RECORDS SUPPLIED:
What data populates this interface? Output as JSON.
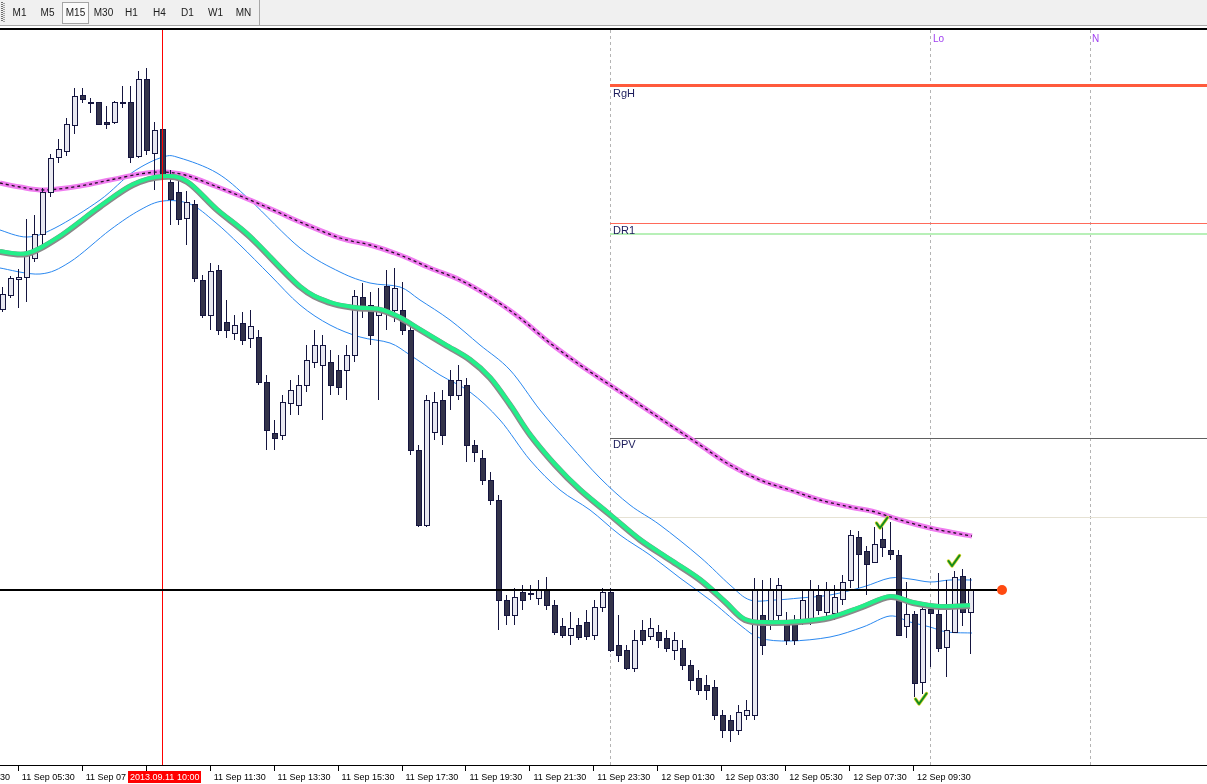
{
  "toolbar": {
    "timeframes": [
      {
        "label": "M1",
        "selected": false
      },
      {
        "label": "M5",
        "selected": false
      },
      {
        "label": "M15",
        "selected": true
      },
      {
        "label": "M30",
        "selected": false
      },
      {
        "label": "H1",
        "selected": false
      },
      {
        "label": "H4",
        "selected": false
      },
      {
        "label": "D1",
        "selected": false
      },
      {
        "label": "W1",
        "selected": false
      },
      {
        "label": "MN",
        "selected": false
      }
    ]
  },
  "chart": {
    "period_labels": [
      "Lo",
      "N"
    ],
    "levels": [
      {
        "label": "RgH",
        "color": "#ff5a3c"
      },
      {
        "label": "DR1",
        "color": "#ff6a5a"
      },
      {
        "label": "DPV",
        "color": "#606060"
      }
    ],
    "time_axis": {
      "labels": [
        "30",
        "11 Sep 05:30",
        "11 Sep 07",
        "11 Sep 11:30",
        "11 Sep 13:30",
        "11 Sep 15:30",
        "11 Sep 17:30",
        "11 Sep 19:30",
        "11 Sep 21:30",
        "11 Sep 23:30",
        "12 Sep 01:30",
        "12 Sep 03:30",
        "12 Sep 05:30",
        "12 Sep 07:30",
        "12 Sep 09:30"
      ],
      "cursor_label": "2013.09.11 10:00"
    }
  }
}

---

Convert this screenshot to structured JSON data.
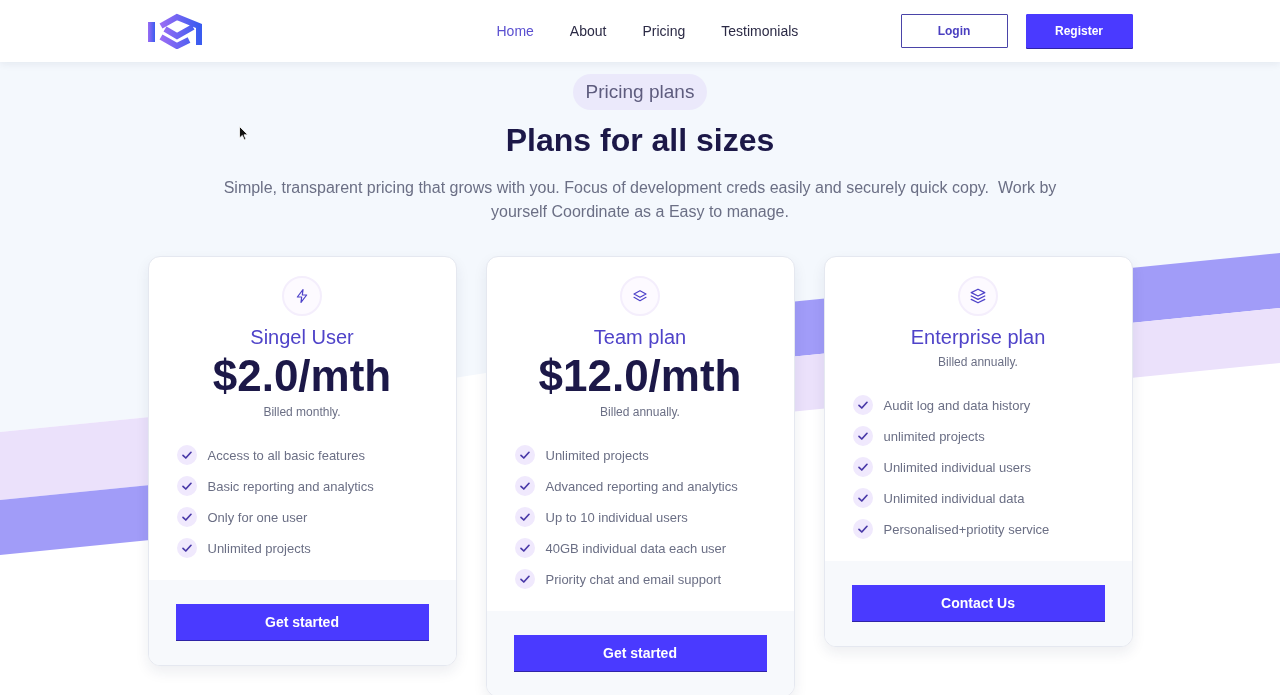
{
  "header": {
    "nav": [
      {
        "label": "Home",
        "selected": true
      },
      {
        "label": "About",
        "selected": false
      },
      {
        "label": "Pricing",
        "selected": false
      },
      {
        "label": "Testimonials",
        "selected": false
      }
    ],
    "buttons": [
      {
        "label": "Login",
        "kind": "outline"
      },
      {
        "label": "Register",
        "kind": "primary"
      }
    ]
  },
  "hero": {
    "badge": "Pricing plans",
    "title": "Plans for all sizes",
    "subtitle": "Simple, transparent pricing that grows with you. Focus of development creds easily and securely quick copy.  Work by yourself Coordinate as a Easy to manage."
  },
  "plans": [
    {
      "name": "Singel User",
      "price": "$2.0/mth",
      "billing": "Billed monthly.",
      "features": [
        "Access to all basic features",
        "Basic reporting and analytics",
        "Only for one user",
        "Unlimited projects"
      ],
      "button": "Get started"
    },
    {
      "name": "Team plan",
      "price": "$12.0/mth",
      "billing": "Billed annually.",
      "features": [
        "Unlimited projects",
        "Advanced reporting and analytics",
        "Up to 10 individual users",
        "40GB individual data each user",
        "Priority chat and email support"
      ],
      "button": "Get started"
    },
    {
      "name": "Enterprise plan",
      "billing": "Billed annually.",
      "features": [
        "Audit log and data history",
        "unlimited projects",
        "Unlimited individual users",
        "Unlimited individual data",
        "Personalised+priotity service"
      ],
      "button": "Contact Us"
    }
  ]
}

---

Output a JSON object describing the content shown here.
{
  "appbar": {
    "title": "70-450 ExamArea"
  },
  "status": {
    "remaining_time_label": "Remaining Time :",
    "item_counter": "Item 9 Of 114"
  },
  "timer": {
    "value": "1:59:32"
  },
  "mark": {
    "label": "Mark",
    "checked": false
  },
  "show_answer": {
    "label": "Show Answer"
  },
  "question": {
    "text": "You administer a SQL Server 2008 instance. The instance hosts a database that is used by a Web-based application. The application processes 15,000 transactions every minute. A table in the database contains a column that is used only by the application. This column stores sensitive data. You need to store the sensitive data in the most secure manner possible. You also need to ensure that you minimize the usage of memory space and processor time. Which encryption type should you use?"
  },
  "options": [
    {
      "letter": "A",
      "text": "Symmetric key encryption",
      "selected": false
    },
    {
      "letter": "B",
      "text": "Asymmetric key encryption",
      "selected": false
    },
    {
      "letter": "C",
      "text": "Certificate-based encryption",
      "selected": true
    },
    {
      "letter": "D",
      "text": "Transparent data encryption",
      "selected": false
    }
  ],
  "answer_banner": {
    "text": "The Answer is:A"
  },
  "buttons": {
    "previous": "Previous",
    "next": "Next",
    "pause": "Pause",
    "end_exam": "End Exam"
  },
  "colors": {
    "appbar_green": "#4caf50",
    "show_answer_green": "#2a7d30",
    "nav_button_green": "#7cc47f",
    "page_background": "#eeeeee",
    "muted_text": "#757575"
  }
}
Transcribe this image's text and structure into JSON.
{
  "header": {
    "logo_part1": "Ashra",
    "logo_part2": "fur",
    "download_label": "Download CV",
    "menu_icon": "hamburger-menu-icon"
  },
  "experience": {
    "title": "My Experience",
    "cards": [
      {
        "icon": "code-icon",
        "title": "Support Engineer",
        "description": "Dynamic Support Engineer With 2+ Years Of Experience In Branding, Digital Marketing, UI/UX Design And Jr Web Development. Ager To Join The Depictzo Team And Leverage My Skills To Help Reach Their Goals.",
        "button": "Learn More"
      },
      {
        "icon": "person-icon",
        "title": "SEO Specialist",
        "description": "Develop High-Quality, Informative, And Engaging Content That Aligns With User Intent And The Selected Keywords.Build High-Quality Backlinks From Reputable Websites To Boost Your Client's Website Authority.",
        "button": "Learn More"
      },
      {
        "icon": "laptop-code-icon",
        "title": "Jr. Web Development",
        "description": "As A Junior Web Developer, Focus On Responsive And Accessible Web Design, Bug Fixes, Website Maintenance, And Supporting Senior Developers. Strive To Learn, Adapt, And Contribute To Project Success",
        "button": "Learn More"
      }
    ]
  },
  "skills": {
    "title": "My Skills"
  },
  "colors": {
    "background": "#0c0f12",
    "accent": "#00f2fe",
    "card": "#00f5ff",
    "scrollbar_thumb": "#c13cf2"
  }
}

BRIEF:
Count how many lines of the material hold the string "Output". Give the number and nothing more.

THE RESPONSE:
2